WRITTEN TASK: Leave out the pictures and copy everything else below exactly.

EXTRACTED RECORDS:
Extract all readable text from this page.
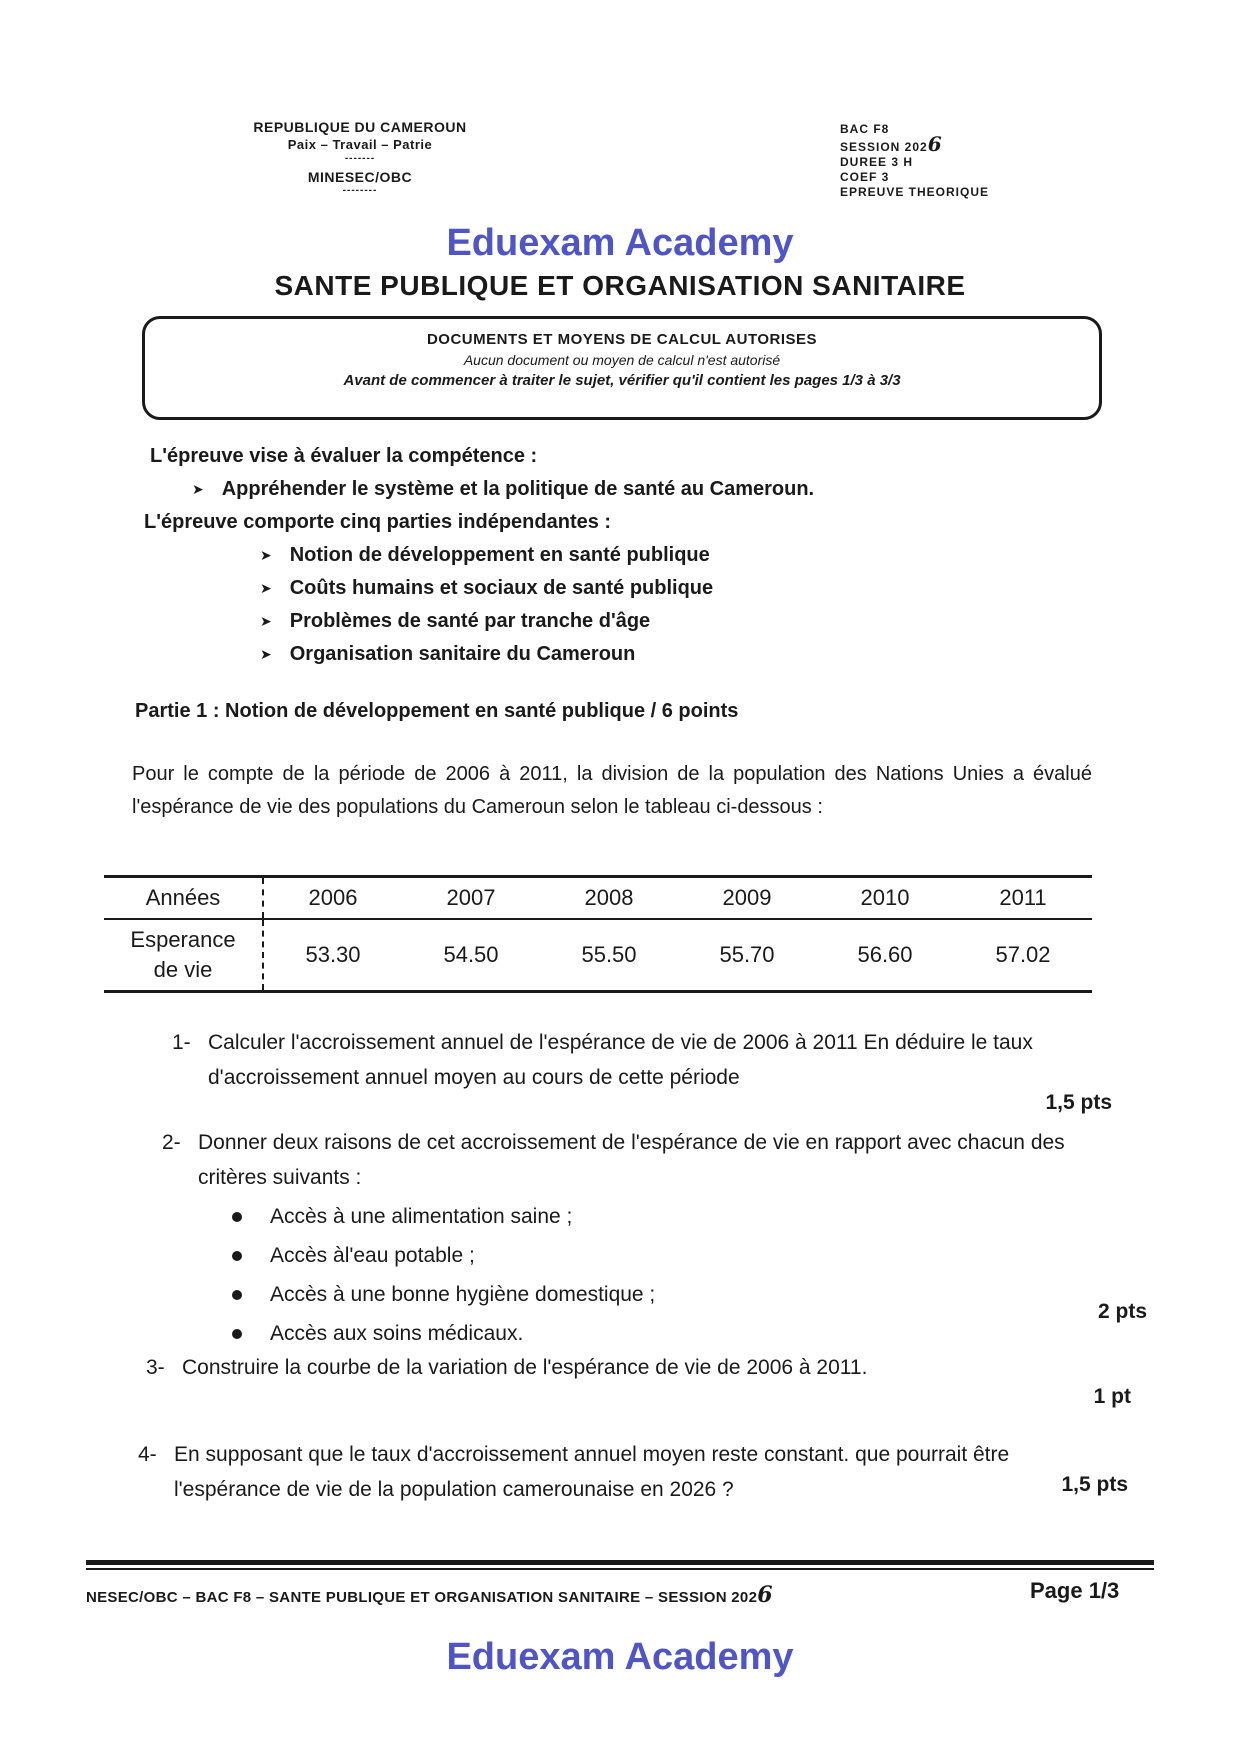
REPUBLIQUE DU CAMEROUN
Paix – Travail – Patrie
-------
MINESEC/OBC
--------
BAC F8
SESSION 2026
DUREE 3 H
COEF 3
EPREUVE THEORIQUE
Eduexam Academy
SANTE PUBLIQUE ET ORGANISATION SANITAIRE
DOCUMENTS ET MOYENS DE CALCUL AUTORISES
Aucun document ou moyen de calcul n'est autorisé
Avant de commencer à traiter le sujet, vérifier qu'il contient les pages 1/3 à 3/3
L'épreuve vise à évaluer la compétence :
➤ Appréhender le système et la politique de santé au Cameroun.
L'épreuve comporte cinq parties indépendantes :
➤ Notion de développement en santé publique
➤ Coûts humains et sociaux de santé publique
➤ Problèmes de santé par tranche d'âge
➤ Organisation sanitaire du Cameroun
Partie 1 : Notion de développement en santé publique / 6 points
Pour le compte de la période de 2006 à 2011, la division de la population des Nations Unies a évalué l'espérance de vie des populations du Cameroun selon le tableau ci-dessous :
Années	2006	2007	2008	2009	2010	2011

Esperance
de vie	53.30	54.50	55.50	55.70	56.60	57.02
1- Calculer l'accroissement annuel de l'espérance de vie de 2006 à 2011 En déduire le taux d'accroissement annuel moyen au cours de cette période
1,5 pts
2- Donner deux raisons de cet accroissement de l'espérance de vie en rapport avec chacun des critères suivants :
Accès à une alimentation saine ;
Accès àl'eau potable ;
Accès à une bonne hygiène domestique ;
Accès aux soins médicaux.
2 pts
3- Construire la courbe de la variation de l'espérance de vie de 2006 à 2011.
1 pt
4- En supposant que le taux d'accroissement annuel moyen reste constant. que pourrait être l'espérance de vie de la population camerounaise en 2026 ?	1,5 pts
NESEC/OBC – BAC F8 – SANTE PUBLIQUE ET ORGANISATION SANITAIRE – SESSION 2026	Page 1/3
Eduexam Academy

EXERCISE RESULT:
Extract all readable text from this page.
REPUBLIQUE DU CAMEROUN
Paix – Travail – Patrie
-------
MINESEC/OBC
--------
BAC F8
SESSION 2026
DUREE 3 H
COEF 3
EPREUVE THEORIQUE
Eduexam Academy
SANTE PUBLIQUE ET ORGANISATION SANITAIRE
DOCUMENTS ET MOYENS DE CALCUL AUTORISES
Aucun document ou moyen de calcul n'est autorisé
Avant de commencer à traiter le sujet, vérifier qu'il contient les pages 1/3 à 3/3
L'épreuve vise à évaluer la compétence :
➤ Appréhender le système et la politique de santé au Cameroun.
L'épreuve comporte cinq parties indépendantes :
➤ Notion de développement en santé publique
➤ Coûts humains et sociaux de santé publique
➤ Problèmes de santé par tranche d'âge
➤ Organisation sanitaire du Cameroun
Partie 1 : Notion de développement en santé publique / 6 points
Pour le compte de la période de 2006 à 2011, la division de la population des Nations Unies a évalué l'espérance de vie des populations du Cameroun selon le tableau ci-dessous :
Années	2006	2007	2008	2009	2010	2011

Esperance
de vie	53.30	54.50	55.50	55.70	56.60	57.02
1- Calculer l'accroissement annuel de l'espérance de vie de 2006 à 2011 En déduire le taux d'accroissement annuel moyen au cours de cette période
1,5 pts
2- Donner deux raisons de cet accroissement de l'espérance de vie en rapport avec chacun des critères suivants :
Accès à une alimentation saine ;
Accès àl'eau potable ;
Accès à une bonne hygiène domestique ;
Accès aux soins médicaux.
2 pts
3- Construire la courbe de la variation de l'espérance de vie de 2006 à 2011.
1 pt
4- En supposant que le taux d'accroissement annuel moyen reste constant. que pourrait être l'espérance de vie de la population camerounaise en 2026 ?	1,5 pts
NESEC/OBC – BAC F8 – SANTE PUBLIQUE ET ORGANISATION SANITAIRE – SESSION 2026	Page 1/3
Eduexam Academy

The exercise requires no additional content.